(To do)
Give the lines of the records from the one containing "library-name: Městská knihovna" through the one containing "fact-line: Asie je také" as a numbered list, leaving out any blank lines.

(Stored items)
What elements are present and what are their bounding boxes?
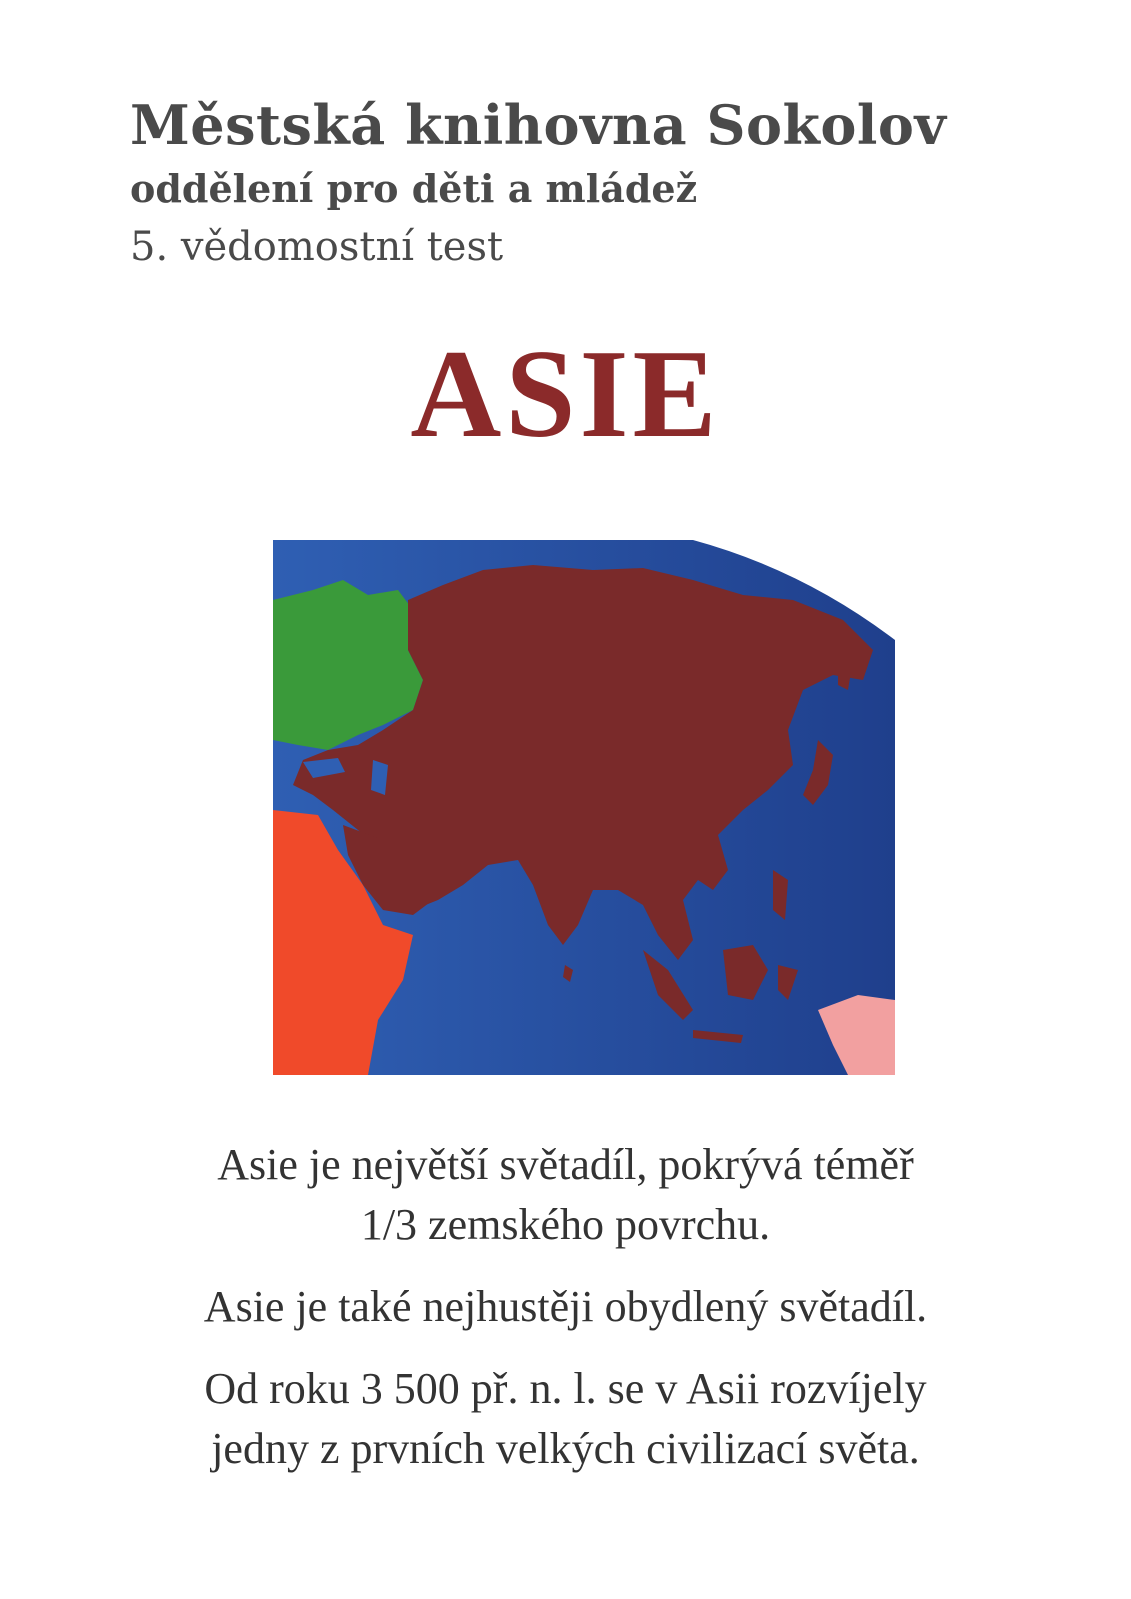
library-name: Městská knihovna Sokolov xyxy=(130,93,947,157)
facts-section xyxy=(0,1135,1131,1501)
fact-line: Od roku 3 500 př. n. l. se v Asii rozvíjely xyxy=(204,1364,927,1413)
main-title: ASIE xyxy=(410,325,721,464)
fact-line: 1/3 zemského povrchu. xyxy=(360,1200,771,1249)
fact-paragraph xyxy=(0,1135,1131,1255)
fact-line: jedny z prvních velkých civilizací světa. xyxy=(211,1424,920,1473)
fact-line: Asie je také nejhustěji obydlený světadíl. xyxy=(203,1282,928,1331)
department-name: oddělení pro děti a mládež xyxy=(130,166,698,211)
fact-line: Asie je největší světadíl, pokrývá téměř xyxy=(217,1140,914,1189)
fact-paragraph xyxy=(0,1277,1131,1337)
header-block xyxy=(130,90,1030,276)
caspian-sea xyxy=(371,760,388,795)
asia-map-image xyxy=(273,540,895,1075)
fact-paragraph xyxy=(0,1359,1131,1479)
asia-map-svg xyxy=(273,540,895,1075)
test-label: 5. vědomostní test xyxy=(130,224,504,270)
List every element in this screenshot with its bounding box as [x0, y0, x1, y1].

(Expected output)
1. library-name: Městská knihovna Sokolov xyxy=(130,93,947,157)
2. facts-section xyxy=(0,1135,1131,1501)
3. fact-line: Od roku 3 500 př. n. l. se v Asii rozvíjely xyxy=(204,1364,927,1413)
4. main-title: ASIE xyxy=(410,325,721,464)
5. fact-line: 1/3 zemského povrchu. xyxy=(360,1200,771,1249)
6. fact-paragraph xyxy=(0,1135,1131,1255)
7. fact-line: jedny z prvních velkých civilizací světa. xyxy=(211,1424,920,1473)
8. fact-line: Asie je také nejhustěji obydlený světadíl. xyxy=(203,1282,928,1331)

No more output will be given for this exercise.